▶ [Task requirements] Copy out each line of the material below that holds the string "JSON".

▶ [Records shown]
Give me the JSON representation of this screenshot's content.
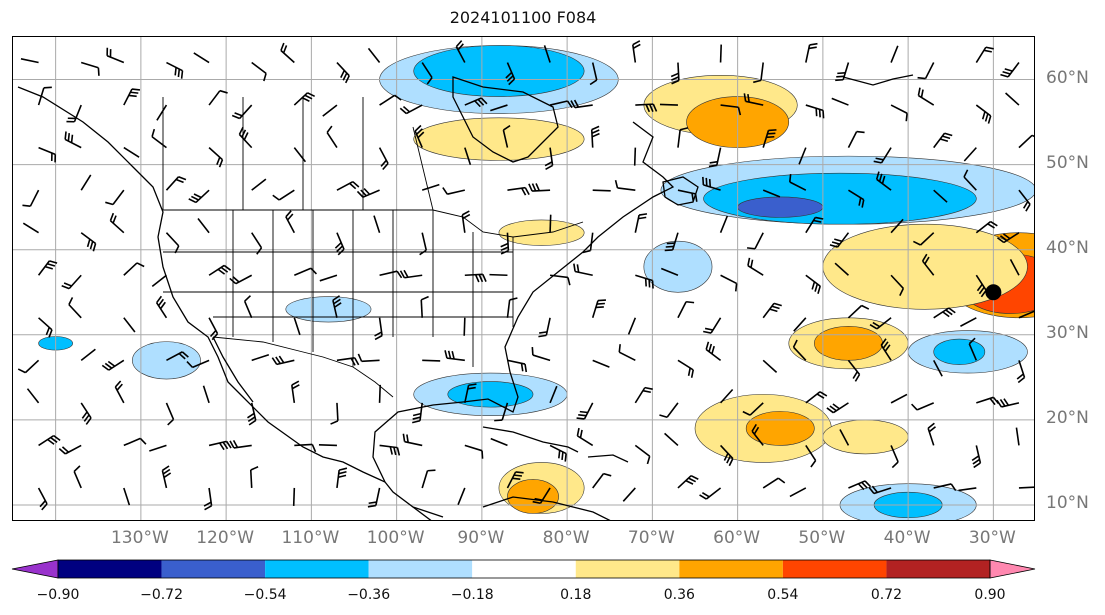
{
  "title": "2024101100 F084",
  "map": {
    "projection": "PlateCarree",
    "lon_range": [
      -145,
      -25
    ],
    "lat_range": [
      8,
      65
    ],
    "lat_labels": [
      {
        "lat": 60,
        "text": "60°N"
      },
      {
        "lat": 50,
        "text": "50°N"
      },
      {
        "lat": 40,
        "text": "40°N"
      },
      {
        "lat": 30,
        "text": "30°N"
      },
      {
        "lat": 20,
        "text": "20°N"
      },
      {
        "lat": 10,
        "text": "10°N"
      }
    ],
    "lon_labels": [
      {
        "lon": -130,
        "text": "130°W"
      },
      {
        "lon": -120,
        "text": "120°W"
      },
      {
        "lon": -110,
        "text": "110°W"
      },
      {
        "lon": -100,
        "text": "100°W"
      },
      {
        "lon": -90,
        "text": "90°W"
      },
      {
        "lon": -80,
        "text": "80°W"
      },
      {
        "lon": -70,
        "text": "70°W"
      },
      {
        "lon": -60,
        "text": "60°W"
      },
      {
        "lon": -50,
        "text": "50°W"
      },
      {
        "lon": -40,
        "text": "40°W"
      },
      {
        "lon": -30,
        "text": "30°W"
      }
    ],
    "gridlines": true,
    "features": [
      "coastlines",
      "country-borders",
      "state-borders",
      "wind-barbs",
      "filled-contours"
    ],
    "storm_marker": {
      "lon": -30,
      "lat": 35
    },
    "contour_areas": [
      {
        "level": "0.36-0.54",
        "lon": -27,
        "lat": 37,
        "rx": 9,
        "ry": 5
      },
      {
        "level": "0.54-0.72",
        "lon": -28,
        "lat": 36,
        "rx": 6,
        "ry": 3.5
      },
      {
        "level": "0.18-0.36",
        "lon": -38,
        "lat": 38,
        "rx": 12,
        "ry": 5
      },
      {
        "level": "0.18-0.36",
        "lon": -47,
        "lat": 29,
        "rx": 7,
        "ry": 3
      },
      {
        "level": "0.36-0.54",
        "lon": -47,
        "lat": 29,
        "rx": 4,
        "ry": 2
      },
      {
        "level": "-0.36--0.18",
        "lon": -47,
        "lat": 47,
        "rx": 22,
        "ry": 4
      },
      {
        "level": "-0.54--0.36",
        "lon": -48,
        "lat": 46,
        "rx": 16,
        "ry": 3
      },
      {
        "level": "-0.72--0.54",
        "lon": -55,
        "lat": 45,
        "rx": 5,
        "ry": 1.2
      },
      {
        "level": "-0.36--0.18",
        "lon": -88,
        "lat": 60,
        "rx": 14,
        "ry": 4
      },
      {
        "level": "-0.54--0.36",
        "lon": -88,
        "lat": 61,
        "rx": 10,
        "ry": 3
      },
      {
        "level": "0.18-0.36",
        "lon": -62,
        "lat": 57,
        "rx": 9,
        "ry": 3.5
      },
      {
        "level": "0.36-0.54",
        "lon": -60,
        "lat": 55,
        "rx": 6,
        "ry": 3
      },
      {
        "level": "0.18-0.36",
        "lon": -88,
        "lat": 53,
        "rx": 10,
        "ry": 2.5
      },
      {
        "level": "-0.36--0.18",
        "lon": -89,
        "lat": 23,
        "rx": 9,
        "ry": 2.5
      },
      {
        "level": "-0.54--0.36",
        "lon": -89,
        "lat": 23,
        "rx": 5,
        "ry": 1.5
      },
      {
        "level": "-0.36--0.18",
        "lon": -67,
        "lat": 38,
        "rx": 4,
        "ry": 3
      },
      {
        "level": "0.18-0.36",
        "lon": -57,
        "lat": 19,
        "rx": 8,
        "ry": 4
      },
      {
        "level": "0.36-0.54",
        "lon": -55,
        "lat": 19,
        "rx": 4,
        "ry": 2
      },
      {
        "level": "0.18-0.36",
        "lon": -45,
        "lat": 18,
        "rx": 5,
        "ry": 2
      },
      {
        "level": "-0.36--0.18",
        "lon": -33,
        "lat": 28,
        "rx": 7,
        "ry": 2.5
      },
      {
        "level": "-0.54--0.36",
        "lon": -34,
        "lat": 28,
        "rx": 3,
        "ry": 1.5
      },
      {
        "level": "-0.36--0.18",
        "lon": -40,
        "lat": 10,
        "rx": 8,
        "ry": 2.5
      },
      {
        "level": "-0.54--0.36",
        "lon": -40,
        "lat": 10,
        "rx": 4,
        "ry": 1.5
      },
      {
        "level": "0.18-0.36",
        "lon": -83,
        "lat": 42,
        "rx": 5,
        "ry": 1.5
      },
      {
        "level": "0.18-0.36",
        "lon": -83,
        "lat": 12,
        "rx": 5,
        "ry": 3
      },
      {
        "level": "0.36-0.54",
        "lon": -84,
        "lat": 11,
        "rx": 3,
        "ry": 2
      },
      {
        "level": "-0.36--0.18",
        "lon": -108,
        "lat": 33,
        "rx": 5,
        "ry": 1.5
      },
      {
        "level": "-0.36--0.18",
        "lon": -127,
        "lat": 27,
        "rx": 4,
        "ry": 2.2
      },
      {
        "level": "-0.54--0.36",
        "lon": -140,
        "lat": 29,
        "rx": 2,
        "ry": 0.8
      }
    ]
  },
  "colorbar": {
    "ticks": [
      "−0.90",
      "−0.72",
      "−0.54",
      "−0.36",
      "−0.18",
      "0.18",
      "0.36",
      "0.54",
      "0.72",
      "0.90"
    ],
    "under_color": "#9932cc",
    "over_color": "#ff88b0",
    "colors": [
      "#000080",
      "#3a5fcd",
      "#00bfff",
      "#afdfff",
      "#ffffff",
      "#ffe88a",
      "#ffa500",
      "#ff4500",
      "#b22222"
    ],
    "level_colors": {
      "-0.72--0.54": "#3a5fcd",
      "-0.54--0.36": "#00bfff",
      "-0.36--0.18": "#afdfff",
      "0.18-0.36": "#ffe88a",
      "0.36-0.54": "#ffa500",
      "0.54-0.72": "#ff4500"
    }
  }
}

* * *

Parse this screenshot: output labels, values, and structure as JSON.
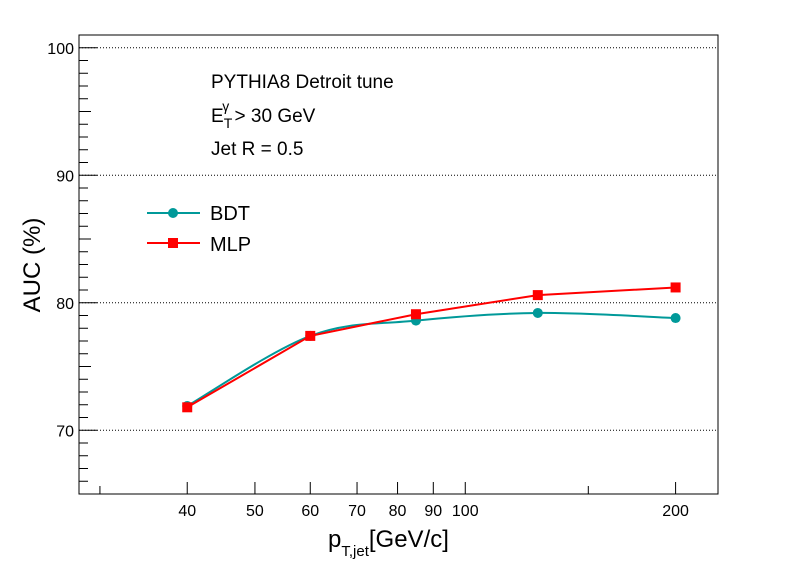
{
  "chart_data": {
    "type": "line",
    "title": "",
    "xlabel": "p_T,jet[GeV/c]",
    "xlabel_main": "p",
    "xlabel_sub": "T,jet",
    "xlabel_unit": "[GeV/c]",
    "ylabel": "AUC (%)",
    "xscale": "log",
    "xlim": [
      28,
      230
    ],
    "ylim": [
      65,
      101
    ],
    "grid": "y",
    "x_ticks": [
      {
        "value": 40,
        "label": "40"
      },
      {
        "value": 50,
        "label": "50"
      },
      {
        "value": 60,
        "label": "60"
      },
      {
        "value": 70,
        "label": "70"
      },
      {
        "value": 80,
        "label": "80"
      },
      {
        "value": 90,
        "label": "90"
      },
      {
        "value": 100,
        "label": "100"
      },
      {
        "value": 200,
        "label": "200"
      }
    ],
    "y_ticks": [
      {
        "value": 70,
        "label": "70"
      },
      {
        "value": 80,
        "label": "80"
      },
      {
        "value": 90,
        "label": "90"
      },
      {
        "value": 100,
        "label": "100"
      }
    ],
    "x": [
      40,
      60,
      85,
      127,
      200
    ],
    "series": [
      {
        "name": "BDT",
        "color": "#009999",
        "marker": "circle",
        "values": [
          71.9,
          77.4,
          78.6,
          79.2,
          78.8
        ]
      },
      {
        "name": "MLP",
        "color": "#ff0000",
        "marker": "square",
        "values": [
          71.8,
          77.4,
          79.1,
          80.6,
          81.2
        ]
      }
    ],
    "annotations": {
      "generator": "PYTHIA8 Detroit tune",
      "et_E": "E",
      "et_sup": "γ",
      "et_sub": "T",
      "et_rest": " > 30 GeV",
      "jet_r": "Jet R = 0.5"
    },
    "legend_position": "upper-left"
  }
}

▶ [Result for this exercise]
Give me the JSON representation of this screenshot's content.
Parse this screenshot: output labels, values, and structure as JSON.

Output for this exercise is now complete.